Write out each entry, exactly the way it appears.
[DATA start]
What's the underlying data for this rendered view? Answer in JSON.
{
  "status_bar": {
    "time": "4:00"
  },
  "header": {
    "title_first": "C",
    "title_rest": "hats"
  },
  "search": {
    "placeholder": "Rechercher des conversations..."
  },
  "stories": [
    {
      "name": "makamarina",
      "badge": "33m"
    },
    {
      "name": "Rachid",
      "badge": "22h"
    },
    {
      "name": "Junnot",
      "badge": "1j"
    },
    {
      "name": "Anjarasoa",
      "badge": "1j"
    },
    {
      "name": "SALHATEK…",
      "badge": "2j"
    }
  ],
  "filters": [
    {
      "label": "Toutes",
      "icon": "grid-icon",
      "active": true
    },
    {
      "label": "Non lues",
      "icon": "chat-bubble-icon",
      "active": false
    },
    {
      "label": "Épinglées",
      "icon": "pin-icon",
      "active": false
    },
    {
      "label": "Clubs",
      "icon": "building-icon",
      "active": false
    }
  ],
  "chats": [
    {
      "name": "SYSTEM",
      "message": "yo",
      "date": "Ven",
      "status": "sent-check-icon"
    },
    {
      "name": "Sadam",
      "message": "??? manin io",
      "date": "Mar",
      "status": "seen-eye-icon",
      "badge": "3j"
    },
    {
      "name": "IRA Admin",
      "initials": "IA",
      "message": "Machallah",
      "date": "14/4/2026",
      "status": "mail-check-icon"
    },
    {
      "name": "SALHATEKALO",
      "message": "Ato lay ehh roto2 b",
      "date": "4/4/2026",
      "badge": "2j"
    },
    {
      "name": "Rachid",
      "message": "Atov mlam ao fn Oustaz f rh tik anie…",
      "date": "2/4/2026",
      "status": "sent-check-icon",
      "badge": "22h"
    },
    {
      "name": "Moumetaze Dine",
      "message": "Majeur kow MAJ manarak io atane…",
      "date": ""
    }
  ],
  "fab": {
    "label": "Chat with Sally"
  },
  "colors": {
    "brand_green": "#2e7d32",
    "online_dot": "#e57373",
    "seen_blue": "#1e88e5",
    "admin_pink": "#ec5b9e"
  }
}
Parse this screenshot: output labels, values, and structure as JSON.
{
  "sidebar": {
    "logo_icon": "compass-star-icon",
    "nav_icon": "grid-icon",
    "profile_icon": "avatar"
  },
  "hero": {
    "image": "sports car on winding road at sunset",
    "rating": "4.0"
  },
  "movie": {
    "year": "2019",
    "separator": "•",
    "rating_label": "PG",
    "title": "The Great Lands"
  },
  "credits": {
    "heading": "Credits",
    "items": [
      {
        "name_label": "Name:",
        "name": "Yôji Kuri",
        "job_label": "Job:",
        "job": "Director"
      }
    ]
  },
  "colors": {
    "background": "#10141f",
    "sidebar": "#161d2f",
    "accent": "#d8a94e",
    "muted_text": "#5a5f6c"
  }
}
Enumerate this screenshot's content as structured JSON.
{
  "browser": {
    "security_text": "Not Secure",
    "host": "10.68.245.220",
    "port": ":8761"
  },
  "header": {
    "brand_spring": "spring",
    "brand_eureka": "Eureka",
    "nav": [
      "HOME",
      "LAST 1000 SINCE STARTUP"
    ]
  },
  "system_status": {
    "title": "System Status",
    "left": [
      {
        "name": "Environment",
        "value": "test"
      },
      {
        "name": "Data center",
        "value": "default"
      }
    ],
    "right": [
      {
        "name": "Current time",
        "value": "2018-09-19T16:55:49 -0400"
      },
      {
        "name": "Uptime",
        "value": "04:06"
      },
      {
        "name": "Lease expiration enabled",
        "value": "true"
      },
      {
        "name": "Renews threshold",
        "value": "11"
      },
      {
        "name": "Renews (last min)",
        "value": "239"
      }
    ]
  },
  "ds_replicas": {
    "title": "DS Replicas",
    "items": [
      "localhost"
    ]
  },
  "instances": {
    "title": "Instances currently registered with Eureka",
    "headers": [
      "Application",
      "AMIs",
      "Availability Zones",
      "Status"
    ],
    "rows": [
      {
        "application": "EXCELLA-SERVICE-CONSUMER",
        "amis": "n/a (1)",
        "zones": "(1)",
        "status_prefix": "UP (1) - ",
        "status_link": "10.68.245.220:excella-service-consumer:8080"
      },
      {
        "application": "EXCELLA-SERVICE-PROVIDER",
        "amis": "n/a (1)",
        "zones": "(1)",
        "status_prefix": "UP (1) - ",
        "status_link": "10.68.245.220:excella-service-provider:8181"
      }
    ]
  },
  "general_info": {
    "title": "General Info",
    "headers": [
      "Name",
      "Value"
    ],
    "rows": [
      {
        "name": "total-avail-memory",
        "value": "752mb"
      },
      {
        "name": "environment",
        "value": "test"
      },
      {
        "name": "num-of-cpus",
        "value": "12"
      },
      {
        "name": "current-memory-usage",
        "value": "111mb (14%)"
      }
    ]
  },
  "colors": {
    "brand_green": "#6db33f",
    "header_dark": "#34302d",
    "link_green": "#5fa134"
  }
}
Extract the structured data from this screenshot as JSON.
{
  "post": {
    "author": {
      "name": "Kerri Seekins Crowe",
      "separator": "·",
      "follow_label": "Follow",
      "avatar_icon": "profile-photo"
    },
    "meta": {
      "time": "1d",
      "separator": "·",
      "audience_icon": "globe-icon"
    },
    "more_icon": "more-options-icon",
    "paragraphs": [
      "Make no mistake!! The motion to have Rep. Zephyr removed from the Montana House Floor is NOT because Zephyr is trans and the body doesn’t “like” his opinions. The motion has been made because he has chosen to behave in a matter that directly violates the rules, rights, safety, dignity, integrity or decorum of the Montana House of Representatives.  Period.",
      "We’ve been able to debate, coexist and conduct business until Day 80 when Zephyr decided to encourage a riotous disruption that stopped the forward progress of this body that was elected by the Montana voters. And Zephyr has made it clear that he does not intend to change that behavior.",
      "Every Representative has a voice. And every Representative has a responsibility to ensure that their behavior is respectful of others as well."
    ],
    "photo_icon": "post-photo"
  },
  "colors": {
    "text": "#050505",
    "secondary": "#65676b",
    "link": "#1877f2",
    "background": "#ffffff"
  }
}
[DATA end]
:: FINAL RESULT ::
What's the underlying data for this rendered view? Answer in JSON.
{
  "status_bar": {
    "time": "4:00"
  },
  "header": {
    "title_first": "C",
    "title_rest": "hats"
  },
  "search": {
    "placeholder": "Rechercher des conversations..."
  },
  "stories": [
    {
      "name": "makamarina",
      "badge": "33m"
    },
    {
      "name": "Rachid",
      "badge": "22h"
    },
    {
      "name": "Junnot",
      "badge": "1j"
    },
    {
      "name": "Anjarasoa",
      "badge": "1j"
    },
    {
      "name": "SALHATEK…",
      "badge": "2j"
    }
  ],
  "filters": [
    {
      "label": "Toutes",
      "icon": "grid-icon",
      "active": true
    },
    {
      "label": "Non lues",
      "icon": "chat-bubble-icon",
      "active": false
    },
    {
      "label": "Épinglées",
      "icon": "pin-icon",
      "active": false
    },
    {
      "label": "Clubs",
      "icon": "building-icon",
      "active": false
    }
  ],
  "chats": [
    {
      "name": "SYSTEM",
      "message": "yo",
      "date": "Ven",
      "status": "sent-check-icon"
    },
    {
      "name": "Sadam",
      "message": "??? manin io",
      "date": "Mar",
      "status": "seen-eye-icon",
      "badge": "3j"
    },
    {
      "name": "IRA Admin",
      "initials": "IA",
      "message": "Machallah",
      "date": "14/4/2026",
      "status": "mail-check-icon"
    },
    {
      "name": "SALHATEKALO",
      "message": "Ato lay ehh roto2 b",
      "date": "4/4/2026",
      "badge": "2j"
    },
    {
      "name": "Rachid",
      "message": "Atov mlam ao fn Oustaz f rh tik anie…",
      "date": "2/4/2026",
      "status": "sent-check-icon",
      "badge": "22h"
    },
    {
      "name": "Moumetaze Dine",
      "message": "Majeur kow MAJ manarak io atane…",
      "date": ""
    }
  ],
  "fab": {
    "label": "Chat with Sally"
  },
  "colors": {
    "brand_green": "#2e7d32",
    "online_dot": "#e57373",
    "seen_blue": "#1e88e5",
    "admin_pink": "#ec5b9e"
  }
}
Parse this screenshot: output labels, values, and structure as JSON.
{
  "sidebar": {
    "logo_icon": "compass-star-icon",
    "nav_icon": "grid-icon",
    "profile_icon": "avatar"
  },
  "hero": {
    "image": "sports car on winding road at sunset",
    "rating": "4.0"
  },
  "movie": {
    "year": "2019",
    "separator": "•",
    "rating_label": "PG",
    "title": "The Great Lands"
  },
  "credits": {
    "heading": "Credits",
    "items": [
      {
        "name_label": "Name:",
        "name": "Yôji Kuri",
        "job_label": "Job:",
        "job": "Director"
      }
    ]
  },
  "colors": {
    "background": "#10141f",
    "sidebar": "#161d2f",
    "accent": "#d8a94e",
    "muted_text": "#5a5f6c"
  }
}
Enumerate this screenshot's content as structured JSON.
{
  "browser": {
    "security_text": "Not Secure",
    "host": "10.68.245.220",
    "port": ":8761"
  },
  "header": {
    "brand_spring": "spring",
    "brand_eureka": "Eureka",
    "nav": [
      "HOME",
      "LAST 1000 SINCE STARTUP"
    ]
  },
  "system_status": {
    "title": "System Status",
    "left": [
      {
        "name": "Environment",
        "value": "test"
      },
      {
        "name": "Data center",
        "value": "default"
      }
    ],
    "right": [
      {
        "name": "Current time",
        "value": "2018-09-19T16:55:49 -0400"
      },
      {
        "name": "Uptime",
        "value": "04:06"
      },
      {
        "name": "Lease expiration enabled",
        "value": "true"
      },
      {
        "name": "Renews threshold",
        "value": "11"
      },
      {
        "name": "Renews (last min)",
        "value": "239"
      }
    ]
  },
  "ds_replicas": {
    "title": "DS Replicas",
    "items": [
      "localhost"
    ]
  },
  "instances": {
    "title": "Instances currently registered with Eureka",
    "headers": [
      "Application",
      "AMIs",
      "Availability Zones",
      "Status"
    ],
    "rows": [
      {
        "application": "EXCELLA-SERVICE-CONSUMER",
        "amis": "n/a (1)",
        "zones": "(1)",
        "status_prefix": "UP (1) - ",
        "status_link": "10.68.245.220:excella-service-consumer:8080"
      },
      {
        "application": "EXCELLA-SERVICE-PROVIDER",
        "amis": "n/a (1)",
        "zones": "(1)",
        "status_prefix": "UP (1) - ",
        "status_link": "10.68.245.220:excella-service-provider:8181"
      }
    ]
  },
  "general_info": {
    "title": "General Info",
    "headers": [
      "Name",
      "Value"
    ],
    "rows": [
      {
        "name": "total-avail-memory",
        "value": "752mb"
      },
      {
        "name": "environment",
        "value": "test"
      },
      {
        "name": "num-of-cpus",
        "value": "12"
      },
      {
        "name": "current-memory-usage",
        "value": "111mb (14%)"
      }
    ]
  },
  "colors": {
    "brand_green": "#6db33f",
    "header_dark": "#34302d",
    "link_green": "#5fa134"
  }
}
Extract the structured data from this screenshot as JSON.
{
  "post": {
    "author": {
      "name": "Kerri Seekins Crowe",
      "separator": "·",
      "follow_label": "Follow",
      "avatar_icon": "profile-photo"
    },
    "meta": {
      "time": "1d",
      "separator": "·",
      "audience_icon": "globe-icon"
    },
    "more_icon": "more-options-icon",
    "paragraphs": [
      "Make no mistake!! The motion to have Rep. Zephyr removed from the Montana House Floor is NOT because Zephyr is trans and the body doesn’t “like” his opinions. The motion has been made because he has chosen to behave in a matter that directly violates the rules, rights, safety, dignity, integrity or decorum of the Montana House of Representatives.  Period.",
      "We’ve been able to debate, coexist and conduct business until Day 80 when Zephyr decided to encourage a riotous disruption that stopped the forward progress of this body that was elected by the Montana voters. And Zephyr has made it clear that he does not intend to change that behavior.",
      "Every Representative has a voice. And every Representative has a responsibility to ensure that their behavior is respectful of others as well."
    ],
    "photo_icon": "post-photo"
  },
  "colors": {
    "text": "#050505",
    "secondary": "#65676b",
    "link": "#1877f2",
    "background": "#ffffff"
  }
}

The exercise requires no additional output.